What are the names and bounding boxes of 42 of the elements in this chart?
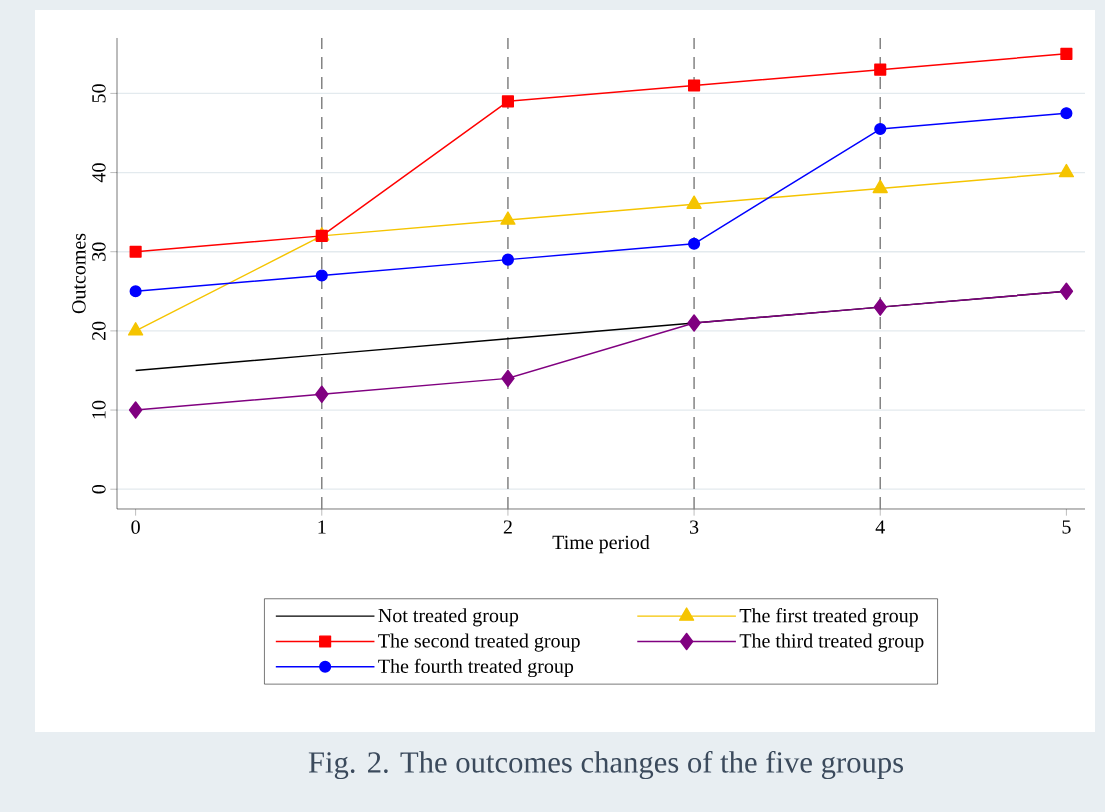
point: [501, 369, 515, 388]
legend-label: The first treated group: [739, 608, 918, 627]
x-tick-label: 2: [503, 520, 512, 534]
point: [874, 63, 887, 76]
point: [501, 95, 514, 108]
x-tick-label: 0: [131, 520, 140, 534]
caption: Fig. 2. The outcomes changes of the five groups: [308, 750, 904, 780]
point: [501, 253, 514, 266]
legend-label: The second treated group: [378, 633, 580, 652]
legend-label: Not treated group: [378, 608, 519, 627]
legend-label: The third treated group: [739, 633, 924, 652]
point: [688, 237, 701, 250]
point: [315, 385, 329, 403]
point: [1060, 107, 1073, 120]
point: [1058, 163, 1075, 178]
point: [1060, 47, 1073, 60]
y-tick-label: 40: [92, 163, 106, 183]
point: [873, 298, 887, 316]
y-axis-title: Outcomes: [72, 233, 86, 314]
point: [872, 179, 888, 194]
point: [129, 285, 142, 298]
point: [500, 211, 516, 225]
point: [688, 79, 701, 92]
point: [686, 195, 702, 209]
x-tick-label: 5: [1062, 520, 1071, 534]
point: [129, 245, 142, 258]
y-tick-label: 50: [92, 84, 106, 103]
point: [874, 122, 887, 136]
point: [687, 314, 701, 332]
y-tick-label: 20: [92, 321, 106, 341]
x-tick-label: 4: [875, 520, 885, 534]
legend-label: The fourth treated group: [378, 658, 574, 678]
point: [1059, 282, 1074, 301]
x-tick-label: 3: [690, 520, 699, 534]
y-tick-label: 10: [92, 400, 106, 419]
x-tick-label: 1: [318, 520, 326, 534]
point: [315, 269, 328, 282]
point: [127, 322, 144, 336]
x-axis-title: Time period: [552, 535, 650, 554]
y-tick-label: 30: [92, 242, 106, 261]
point: [128, 401, 143, 419]
y-tick-label: 0: [92, 484, 106, 494]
★ ★ ★ ★ ★
### YOUR OBJECTIVE
Retype every line of the records above verbatim, leaving out the pictures.

### RESULT
What are the names and bounding boxes of 42 of the elements in this chart?
point: [501, 369, 515, 388]
legend-label: The first treated group: [739, 608, 918, 627]
x-tick-label: 2: [503, 520, 512, 534]
point: [874, 63, 887, 76]
point: [501, 95, 514, 108]
x-tick-label: 0: [131, 520, 140, 534]
caption: Fig. 2. The outcomes changes of the five groups: [308, 750, 904, 780]
point: [501, 253, 514, 266]
legend-label: The second treated group: [378, 633, 580, 652]
legend-label: Not treated group: [378, 608, 519, 627]
legend-label: The third treated group: [739, 633, 924, 652]
point: [688, 237, 701, 250]
point: [315, 385, 329, 403]
point: [1060, 107, 1073, 120]
point: [1058, 163, 1075, 178]
point: [1060, 47, 1073, 60]
y-tick-label: 40: [92, 163, 106, 183]
point: [873, 298, 887, 316]
y-axis-title: Outcomes: [72, 233, 86, 314]
point: [872, 179, 888, 194]
point: [129, 285, 142, 298]
point: [500, 211, 516, 225]
point: [688, 79, 701, 92]
point: [686, 195, 702, 209]
x-tick-label: 5: [1062, 520, 1071, 534]
point: [129, 245, 142, 258]
y-tick-label: 50: [92, 84, 106, 103]
point: [874, 122, 887, 136]
point: [687, 314, 701, 332]
y-tick-label: 20: [92, 321, 106, 341]
x-tick-label: 4: [875, 520, 885, 534]
legend-label: The fourth treated group: [378, 658, 574, 678]
point: [1059, 282, 1074, 301]
x-tick-label: 3: [690, 520, 699, 534]
y-tick-label: 10: [92, 400, 106, 419]
x-tick-label: 1: [318, 520, 326, 534]
point: [315, 269, 328, 282]
point: [127, 322, 144, 336]
x-axis-title: Time period: [552, 535, 650, 554]
y-tick-label: 30: [92, 242, 106, 261]
point: [128, 401, 143, 419]
y-tick-label: 0: [92, 484, 106, 494]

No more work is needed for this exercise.